» PROBLEM DESCRIPTION: Below are some records. Count the lines with "name" in them and give nothing but the total.

» Stored dataset items:
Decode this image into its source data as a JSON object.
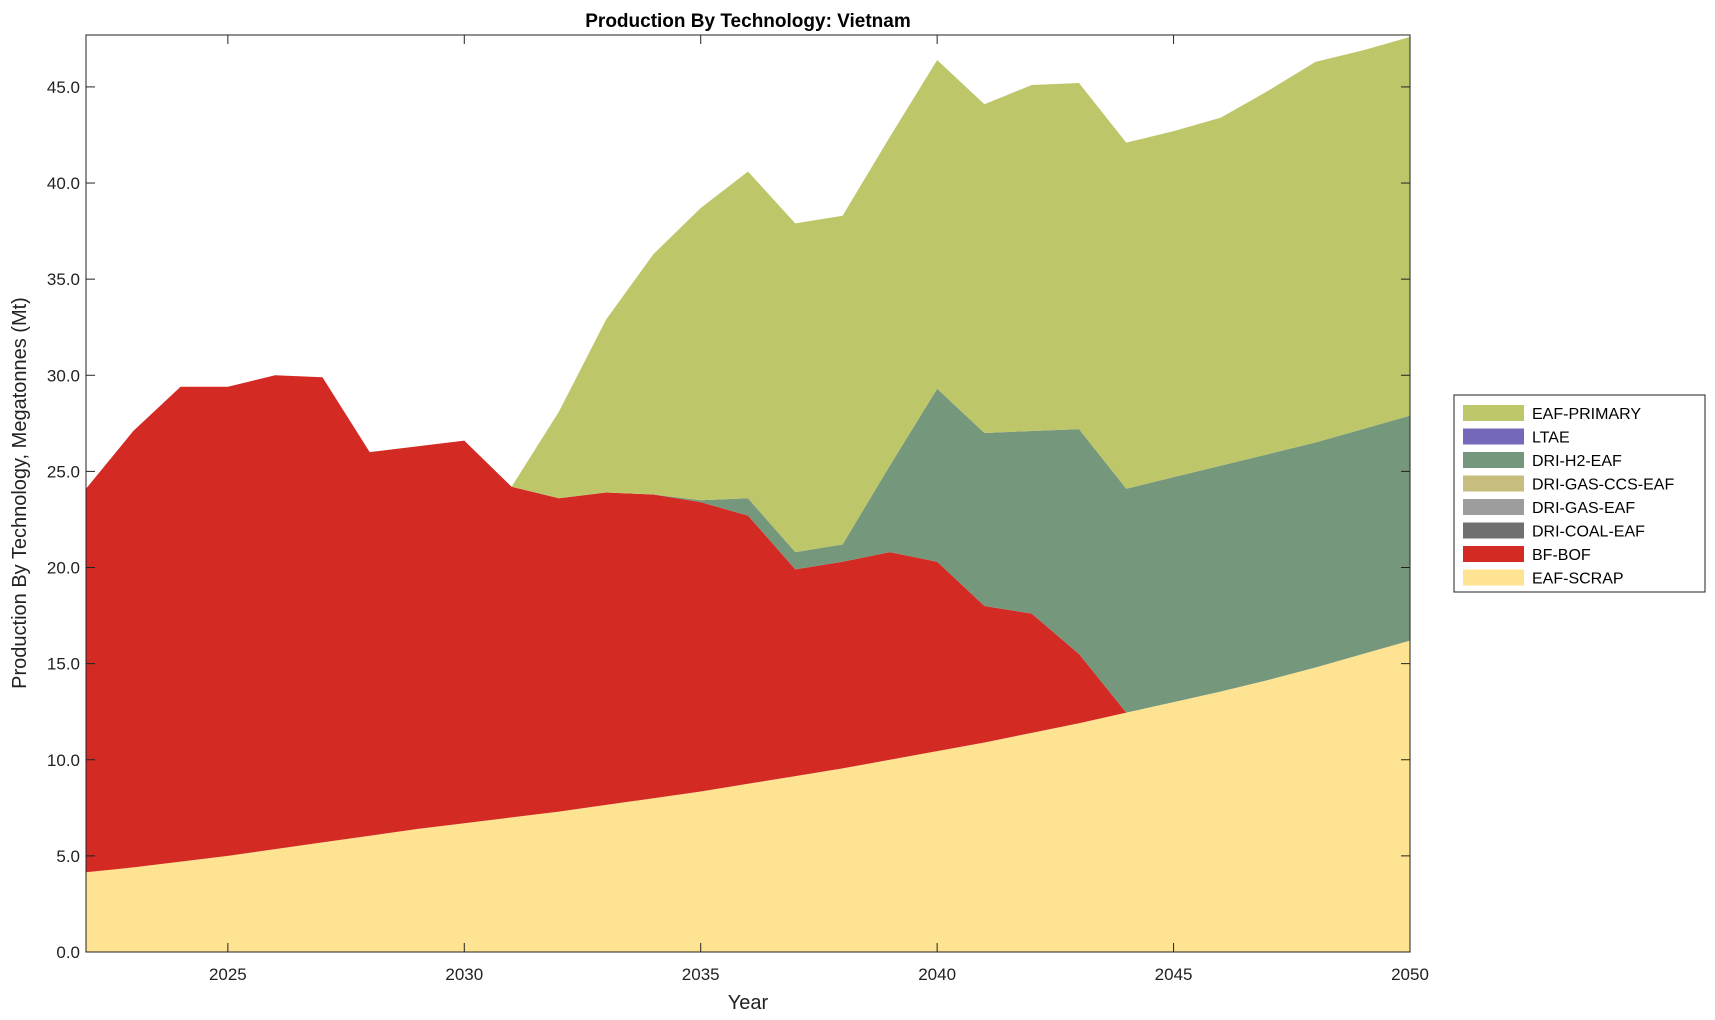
{
  "chart_data": {
    "type": "area",
    "stacked": true,
    "title": "Production By Technology: Vietnam",
    "xlabel": "Year",
    "ylabel": "Production By Technology, Megatonnes (Mt)",
    "xlim": [
      2022,
      2050
    ],
    "ylim": [
      0,
      47.7
    ],
    "xticks": [
      2025,
      2030,
      2035,
      2040,
      2045,
      2050
    ],
    "yticks": [
      "0.0",
      "5.0",
      "10.0",
      "15.0",
      "20.0",
      "25.0",
      "30.0",
      "35.0",
      "40.0",
      "45.0"
    ],
    "legend_position": "outside-right",
    "x": [
      2022,
      2023,
      2024,
      2025,
      2026,
      2027,
      2028,
      2029,
      2030,
      2031,
      2032,
      2033,
      2034,
      2035,
      2036,
      2037,
      2038,
      2039,
      2040,
      2041,
      2042,
      2043,
      2044,
      2045,
      2046,
      2047,
      2048,
      2049,
      2050
    ],
    "series": [
      {
        "name": "EAF-SCRAP",
        "color": "#fde392",
        "values": [
          4.15,
          4.4,
          4.7,
          5.0,
          5.35,
          5.7,
          6.05,
          6.4,
          6.7,
          7.0,
          7.3,
          7.65,
          8.0,
          8.35,
          8.75,
          9.15,
          9.55,
          10.0,
          10.45,
          10.9,
          11.4,
          11.9,
          12.45,
          13.0,
          13.55,
          14.15,
          14.8,
          15.5,
          16.2
        ]
      },
      {
        "name": "BF-BOF",
        "color": "#d32a24",
        "values": [
          19.95,
          22.7,
          24.7,
          24.4,
          24.65,
          24.2,
          19.95,
          19.9,
          19.9,
          17.2,
          16.3,
          16.25,
          15.8,
          15.05,
          13.95,
          10.75,
          10.75,
          10.8,
          9.85,
          7.1,
          6.2,
          3.6,
          0,
          0,
          0,
          0,
          0,
          0,
          0
        ]
      },
      {
        "name": "DRI-COAL-EAF",
        "color": "#707070",
        "values": [
          0,
          0,
          0,
          0,
          0,
          0,
          0,
          0,
          0,
          0,
          0,
          0,
          0,
          0,
          0,
          0,
          0,
          0,
          0,
          0,
          0,
          0,
          0,
          0,
          0,
          0,
          0,
          0,
          0
        ]
      },
      {
        "name": "DRI-GAS-EAF",
        "color": "#9d9d9d",
        "values": [
          0,
          0,
          0,
          0,
          0,
          0,
          0,
          0,
          0,
          0,
          0,
          0,
          0,
          0,
          0,
          0,
          0,
          0,
          0,
          0,
          0,
          0,
          0,
          0,
          0,
          0,
          0,
          0,
          0
        ]
      },
      {
        "name": "DRI-GAS-CCS-EAF",
        "color": "#c6bd7e",
        "values": [
          0,
          0,
          0,
          0,
          0,
          0,
          0,
          0,
          0,
          0,
          0,
          0,
          0,
          0,
          0,
          0,
          0,
          0,
          0,
          0,
          0,
          0,
          0,
          0,
          0,
          0,
          0,
          0,
          0
        ]
      },
      {
        "name": "DRI-H2-EAF",
        "color": "#75977c",
        "values": [
          0,
          0,
          0,
          0,
          0,
          0,
          0,
          0,
          0,
          0,
          0,
          0,
          0,
          0.1,
          0.9,
          0.9,
          0.9,
          4.5,
          9.0,
          9.0,
          9.5,
          11.7,
          11.65,
          11.7,
          11.75,
          11.75,
          11.7,
          11.7,
          11.7
        ]
      },
      {
        "name": "LTAE",
        "color": "#7468b8",
        "values": [
          0,
          0,
          0,
          0,
          0,
          0,
          0,
          0,
          0,
          0,
          0,
          0,
          0,
          0,
          0,
          0,
          0,
          0,
          0,
          0,
          0,
          0,
          0,
          0,
          0,
          0,
          0,
          0,
          0
        ]
      },
      {
        "name": "EAF-PRIMARY",
        "color": "#bdc76a",
        "values": [
          0,
          0,
          0,
          0,
          0,
          0,
          0,
          0,
          0,
          0,
          4.5,
          9.0,
          12.5,
          15.2,
          17.0,
          17.1,
          17.1,
          17.1,
          17.1,
          17.1,
          18.0,
          18.0,
          18.0,
          18.0,
          18.1,
          18.9,
          19.8,
          19.7,
          19.7
        ]
      }
    ],
    "legend_order": [
      "EAF-PRIMARY",
      "LTAE",
      "DRI-H2-EAF",
      "DRI-GAS-CCS-EAF",
      "DRI-GAS-EAF",
      "DRI-COAL-EAF",
      "BF-BOF",
      "EAF-SCRAP"
    ]
  }
}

» RESPONSE TO THE EXERCISE: 8